→ **Stored rows**:
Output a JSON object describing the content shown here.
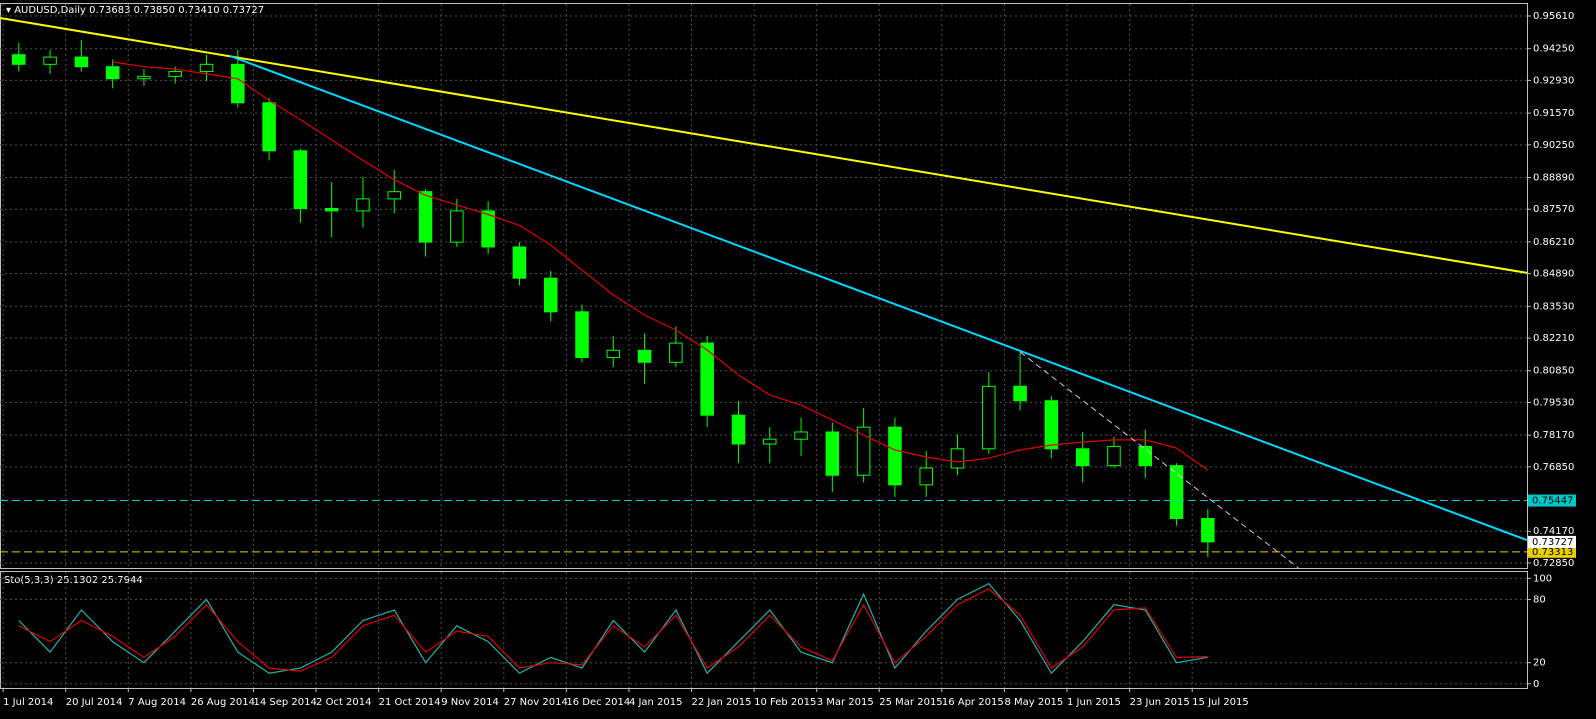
{
  "header": {
    "symbol": "AUDUSD,Daily",
    "ohlc": [
      "0.73683",
      "0.73850",
      "0.73410",
      "0.73727"
    ]
  },
  "chart_data": [
    {
      "type": "candlestick",
      "xlim": [
        -0.6,
        48.2
      ],
      "ylim": [
        0.7264,
        0.9611
      ],
      "grid": true,
      "yticks": [
        {
          "value": 0.9561,
          "label": "0.95610"
        },
        {
          "value": 0.9425,
          "label": "0.94250"
        },
        {
          "value": 0.9293,
          "label": "0.92930"
        },
        {
          "value": 0.9157,
          "label": "0.91570"
        },
        {
          "value": 0.9025,
          "label": "0.90250"
        },
        {
          "value": 0.8889,
          "label": "0.88890"
        },
        {
          "value": 0.8757,
          "label": "0.87570"
        },
        {
          "value": 0.8621,
          "label": "0.86210"
        },
        {
          "value": 0.8489,
          "label": "0.84890"
        },
        {
          "value": 0.8353,
          "label": "0.83530"
        },
        {
          "value": 0.8221,
          "label": "0.82210"
        },
        {
          "value": 0.8085,
          "label": "0.80850"
        },
        {
          "value": 0.7953,
          "label": "0.79530"
        },
        {
          "value": 0.7817,
          "label": "0.78170"
        },
        {
          "value": 0.7685,
          "label": "0.76850"
        },
        {
          "value": 0.7417,
          "label": "0.74170"
        },
        {
          "value": 0.7285,
          "label": "0.72850"
        }
      ],
      "x_labels": [
        "1 Jul 2014",
        "20 Jul 2014",
        "7 Aug 2014",
        "26 Aug 2014",
        "14 Sep 2014",
        "2 Oct 2014",
        "21 Oct 2014",
        "9 Nov 2014",
        "27 Nov 2014",
        "16 Dec 2014",
        "4 Jan 2015",
        "22 Jan 2015",
        "10 Feb 2015",
        "3 Mar 2015",
        "25 Mar 2015",
        "16 Apr 2015",
        "8 May 2015",
        "1 Jun 2015",
        "23 Jun 2015",
        "15 Jul 2015"
      ],
      "candles": {
        "color": "#00ff00",
        "open": [
          0.94,
          0.936,
          0.939,
          0.935,
          0.93,
          0.931,
          0.933,
          0.936,
          0.92,
          0.9,
          0.876,
          0.875,
          0.88,
          0.883,
          0.862,
          0.875,
          0.86,
          0.847,
          0.833,
          0.814,
          0.817,
          0.812,
          0.82,
          0.79,
          0.778,
          0.78,
          0.783,
          0.765,
          0.785,
          0.761,
          0.768,
          0.776,
          0.802,
          0.796,
          0.776,
          0.769,
          0.777,
          0.769,
          0.747
        ],
        "high": [
          0.945,
          0.942,
          0.946,
          0.938,
          0.934,
          0.935,
          0.94,
          0.942,
          0.922,
          0.901,
          0.887,
          0.889,
          0.892,
          0.884,
          0.88,
          0.879,
          0.862,
          0.85,
          0.836,
          0.823,
          0.824,
          0.827,
          0.823,
          0.796,
          0.785,
          0.789,
          0.787,
          0.793,
          0.789,
          0.775,
          0.782,
          0.808,
          0.816,
          0.798,
          0.783,
          0.781,
          0.784,
          0.77,
          0.751
        ],
        "low": [
          0.933,
          0.932,
          0.933,
          0.926,
          0.927,
          0.928,
          0.929,
          0.918,
          0.896,
          0.87,
          0.864,
          0.868,
          0.874,
          0.856,
          0.86,
          0.857,
          0.844,
          0.829,
          0.812,
          0.81,
          0.803,
          0.81,
          0.785,
          0.77,
          0.77,
          0.773,
          0.758,
          0.762,
          0.756,
          0.756,
          0.765,
          0.774,
          0.792,
          0.772,
          0.762,
          0.768,
          0.764,
          0.744,
          0.731
        ],
        "close": [
          0.936,
          0.939,
          0.935,
          0.93,
          0.931,
          0.933,
          0.936,
          0.92,
          0.9,
          0.876,
          0.875,
          0.88,
          0.883,
          0.862,
          0.875,
          0.86,
          0.847,
          0.833,
          0.814,
          0.817,
          0.812,
          0.82,
          0.79,
          0.778,
          0.78,
          0.783,
          0.765,
          0.785,
          0.761,
          0.768,
          0.776,
          0.802,
          0.796,
          0.776,
          0.769,
          0.777,
          0.769,
          0.747,
          0.73727
        ]
      },
      "series": [
        {
          "color": "#e00000",
          "values": [
            null,
            null,
            null,
            0.937,
            0.935,
            0.934,
            0.932,
            0.93,
            0.921,
            0.913,
            0.9045,
            0.896,
            0.888,
            0.8815,
            0.8775,
            0.8735,
            0.869,
            0.8608,
            0.8504,
            0.84,
            0.8317,
            0.8254,
            0.8171,
            0.8067,
            0.7984,
            0.7942,
            0.788,
            0.7817,
            0.7755,
            0.7726,
            0.7705,
            0.7721,
            0.7755,
            0.7776,
            0.7788,
            0.7797,
            0.7797,
            0.7763,
            0.7672
          ]
        }
      ],
      "trend_lines": [
        {
          "color": "#ffff00",
          "width": 2,
          "x": [
            -0.6,
            48.2
          ],
          "y": [
            0.9553,
            0.8492
          ]
        },
        {
          "color": "#00d8ff",
          "width": 2,
          "x": [
            6.75,
            48.2
          ],
          "y": [
            0.9395,
            0.738
          ]
        },
        {
          "color": "#e8b8e8",
          "width": 1,
          "dash": true,
          "x": [
            32.0,
            40.9
          ],
          "y": [
            0.8163,
            0.7264
          ]
        }
      ],
      "levels": [
        {
          "value": 0.75447,
          "color": "#00c8c8"
        },
        {
          "value": 0.73313,
          "color": "#e8d000"
        }
      ]
    },
    {
      "type": "stochastic",
      "title": "Sto(5,3,3)",
      "xlim": [
        -0.6,
        48.2
      ],
      "ylim": [
        -4,
        106
      ],
      "grid": true,
      "yticks": [
        0,
        20,
        80,
        100
      ],
      "series": [
        {
          "color": "#20b2aa",
          "values": [
            60,
            30,
            70,
            40,
            20,
            50,
            80,
            30,
            10,
            15,
            30,
            60,
            70,
            20,
            55,
            40,
            10,
            25,
            15,
            60,
            30,
            70,
            10,
            40,
            70,
            30,
            20,
            85,
            15,
            50,
            80,
            95,
            60,
            10,
            40,
            75,
            70,
            20,
            25.1302
          ]
        },
        {
          "color": "#e00000",
          "values": [
            55,
            40,
            60,
            45,
            25,
            45,
            75,
            40,
            15,
            12,
            25,
            55,
            65,
            30,
            50,
            45,
            15,
            20,
            18,
            55,
            35,
            65,
            15,
            35,
            65,
            35,
            22,
            75,
            20,
            45,
            75,
            90,
            65,
            15,
            35,
            70,
            72,
            25,
            25.7944
          ]
        }
      ]
    }
  ]
}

→ **Goal**:
Locate the string "color" in the listing above and copy every line where it occurs.

→ **Exercise output**:
        "color": "#00ff00",
          "color": "#e00000",
          "color": "#ffff00",
          "color": "#00d8ff",
          "color": "#e8b8e8",
          "color": "#00c8c8"
          "color": "#e8d000"
          "color": "#20b2aa",
          "color": "#e00000",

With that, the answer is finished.